**Textauszug**:

____

Das Gute kann der Mensch nicht blind erstreben, sondern immer nur wissend. Gott erwartet und schenkt uns eine genügende Einsicht in das Gute. Die Freiheit folgt aus der Erkenntnis der Wahrheit und nicht umgekehrt, wie es die moderne „Freiheit“ suggeriert. Das Wesen der praktischen Vernunft besteht nun darin, den Menschen durch die Teilhabe am ewigen Gesetz Gottes auf sein letztes, ewiges Ziel hinzuordnen – die praktische Vernunft ist somit wesentlich Handlungsvernunft.
Was ist jedoch das letzte Ziel des Menschen genau? Das natürliche und letzte Ziel, der finis ultimus des Menschen, ist das Glück, die beatitudo, die ewige Glückseligkeit! Gott hat es in das Menschenherz hineingeschrieben, glücklich sein zu wollen. Auch wenn es etwas ungewöhnlich klingen mag, ist es dennoch wahr: Wir sind von Gott geschaffen worden, um ewig glücklich zu sein. Das ist so wahr, daß der Mensch dieses letzte Ziel nicht nicht wollen kann. Bedenken wir das einmal in aller Ruhe: Ich kann nicht wollen, nicht glücklich zu sein (vgl. De potentia, q. 2, a. 3.).

____

**Ausgangsdaten**:
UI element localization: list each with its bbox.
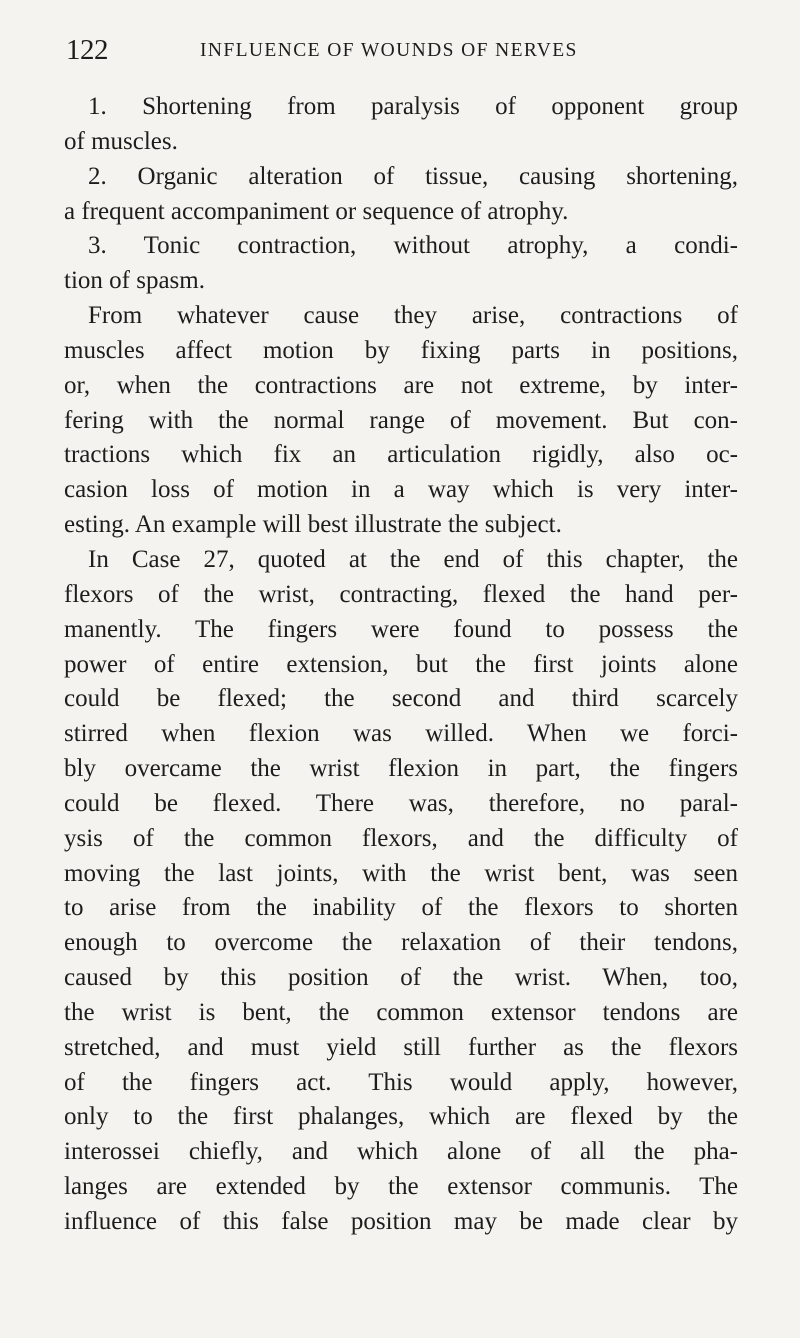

____

**Aufgaben**:
1 > Was nennt der Textauszug über die praktische Vernunft als das natürliche und letzte Ziel des Menschen?
2 > Schreibe den Textauszug über die praktische Vernunft und das letzte Ziel des Menschen im Anschluss an seinen letzten Satz um einen Absatz weiter.

**Erwartete Ergebnisse**:
1 > Das Glück, die beatitudo, also die ewige Glückseligkeit.

2 >
Unser Lebensziel
Wie wenig ahnt der moderne Mensch noch von diesem gottgeschenkten Glück. Sobald der Mensch Gott leugnet, tappt er im Dunkeln, sein wahres und ewiges Lebensziel und der Lebenssinn entschwindet seinem Blick. Infolgedessen verirrt sich sein Glücksstreben in unzähligen Variationen des Scheinglücks und findet niemals zur Ruhe. Im Gegenteil, eine Enttäuschung folgt der anderen, denn alles Glück der Welt ist vergänglich. Gerade der moderne Mensch müßte viel darüber nachdenken, daß es hinsichtlich dieses höchsten und letzten Gutes keine Wahl für ihn gibt (vgl. STh II/II, q. 82, a. 1.). Unsere Art, ewig glücklich zu sein, ist von Gott vorgegeben, vorbestimmt, wie nennen sie Himmel.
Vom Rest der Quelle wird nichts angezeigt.